BEGIN DATA EXTRACT

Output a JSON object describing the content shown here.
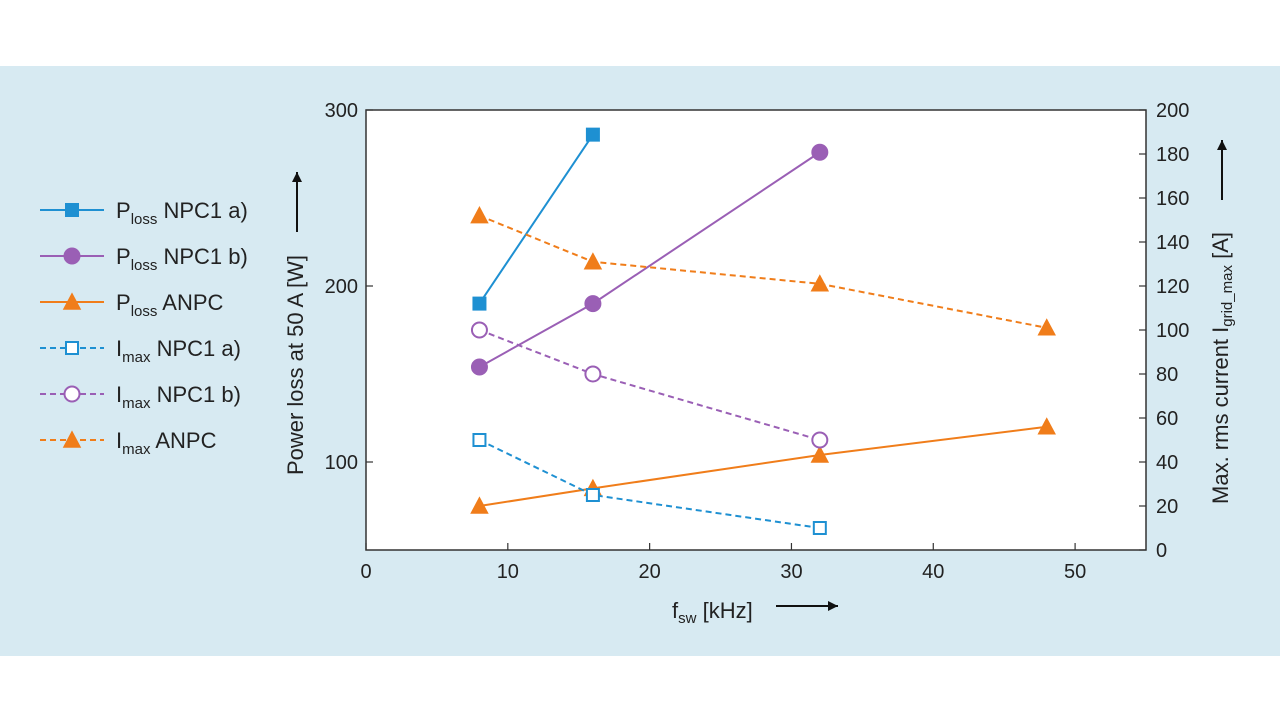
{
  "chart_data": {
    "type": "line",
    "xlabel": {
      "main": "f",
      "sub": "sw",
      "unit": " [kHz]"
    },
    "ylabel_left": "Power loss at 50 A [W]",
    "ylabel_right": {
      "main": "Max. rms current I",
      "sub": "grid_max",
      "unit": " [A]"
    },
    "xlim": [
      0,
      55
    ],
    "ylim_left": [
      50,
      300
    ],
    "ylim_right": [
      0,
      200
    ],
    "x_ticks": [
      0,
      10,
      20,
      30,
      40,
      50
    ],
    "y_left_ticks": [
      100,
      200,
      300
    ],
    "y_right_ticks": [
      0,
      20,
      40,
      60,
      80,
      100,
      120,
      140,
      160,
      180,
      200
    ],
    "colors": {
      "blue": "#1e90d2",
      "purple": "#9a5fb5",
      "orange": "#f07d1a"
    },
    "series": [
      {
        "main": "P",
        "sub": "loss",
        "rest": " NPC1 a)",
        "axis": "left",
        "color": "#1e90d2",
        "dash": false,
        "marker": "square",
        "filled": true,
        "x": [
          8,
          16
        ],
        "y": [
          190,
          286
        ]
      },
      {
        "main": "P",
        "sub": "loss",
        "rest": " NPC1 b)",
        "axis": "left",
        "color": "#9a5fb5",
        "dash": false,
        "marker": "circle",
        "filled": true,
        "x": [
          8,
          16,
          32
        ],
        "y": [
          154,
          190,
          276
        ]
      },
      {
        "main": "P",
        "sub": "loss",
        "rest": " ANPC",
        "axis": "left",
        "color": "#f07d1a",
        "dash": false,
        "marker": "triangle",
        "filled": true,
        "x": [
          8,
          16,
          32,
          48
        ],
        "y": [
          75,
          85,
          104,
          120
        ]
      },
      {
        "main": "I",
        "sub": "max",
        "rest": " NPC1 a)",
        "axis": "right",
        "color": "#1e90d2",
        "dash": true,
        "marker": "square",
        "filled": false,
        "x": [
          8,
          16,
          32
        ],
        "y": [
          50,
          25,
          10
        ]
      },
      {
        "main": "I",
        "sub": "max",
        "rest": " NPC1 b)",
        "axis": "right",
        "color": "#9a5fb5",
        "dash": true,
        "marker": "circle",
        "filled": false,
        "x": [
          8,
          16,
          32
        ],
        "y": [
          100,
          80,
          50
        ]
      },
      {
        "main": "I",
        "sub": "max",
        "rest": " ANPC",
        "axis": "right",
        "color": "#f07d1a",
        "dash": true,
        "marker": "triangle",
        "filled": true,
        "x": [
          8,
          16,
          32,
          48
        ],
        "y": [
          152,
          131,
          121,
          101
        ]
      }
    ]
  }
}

END DATA EXTRACT

▶ **AIM OF THE TASK**: Omit any images, then output the listing exactly.

▶ **TASK RESULT**:
Output a JSON object describing the content shown here.
{
  "chart_data": {
    "type": "line",
    "xlabel": {
      "main": "f",
      "sub": "sw",
      "unit": " [kHz]"
    },
    "ylabel_left": "Power loss at 50 A [W]",
    "ylabel_right": {
      "main": "Max. rms current I",
      "sub": "grid_max",
      "unit": " [A]"
    },
    "xlim": [
      0,
      55
    ],
    "ylim_left": [
      50,
      300
    ],
    "ylim_right": [
      0,
      200
    ],
    "x_ticks": [
      0,
      10,
      20,
      30,
      40,
      50
    ],
    "y_left_ticks": [
      100,
      200,
      300
    ],
    "y_right_ticks": [
      0,
      20,
      40,
      60,
      80,
      100,
      120,
      140,
      160,
      180,
      200
    ],
    "colors": {
      "blue": "#1e90d2",
      "purple": "#9a5fb5",
      "orange": "#f07d1a"
    },
    "series": [
      {
        "main": "P",
        "sub": "loss",
        "rest": " NPC1 a)",
        "axis": "left",
        "color": "#1e90d2",
        "dash": false,
        "marker": "square",
        "filled": true,
        "x": [
          8,
          16
        ],
        "y": [
          190,
          286
        ]
      },
      {
        "main": "P",
        "sub": "loss",
        "rest": " NPC1 b)",
        "axis": "left",
        "color": "#9a5fb5",
        "dash": false,
        "marker": "circle",
        "filled": true,
        "x": [
          8,
          16,
          32
        ],
        "y": [
          154,
          190,
          276
        ]
      },
      {
        "main": "P",
        "sub": "loss",
        "rest": " ANPC",
        "axis": "left",
        "color": "#f07d1a",
        "dash": false,
        "marker": "triangle",
        "filled": true,
        "x": [
          8,
          16,
          32,
          48
        ],
        "y": [
          75,
          85,
          104,
          120
        ]
      },
      {
        "main": "I",
        "sub": "max",
        "rest": " NPC1 a)",
        "axis": "right",
        "color": "#1e90d2",
        "dash": true,
        "marker": "square",
        "filled": false,
        "x": [
          8,
          16,
          32
        ],
        "y": [
          50,
          25,
          10
        ]
      },
      {
        "main": "I",
        "sub": "max",
        "rest": " NPC1 b)",
        "axis": "right",
        "color": "#9a5fb5",
        "dash": true,
        "marker": "circle",
        "filled": false,
        "x": [
          8,
          16,
          32
        ],
        "y": [
          100,
          80,
          50
        ]
      },
      {
        "main": "I",
        "sub": "max",
        "rest": " ANPC",
        "axis": "right",
        "color": "#f07d1a",
        "dash": true,
        "marker": "triangle",
        "filled": true,
        "x": [
          8,
          16,
          32,
          48
        ],
        "y": [
          152,
          131,
          121,
          101
        ]
      }
    ]
  }
}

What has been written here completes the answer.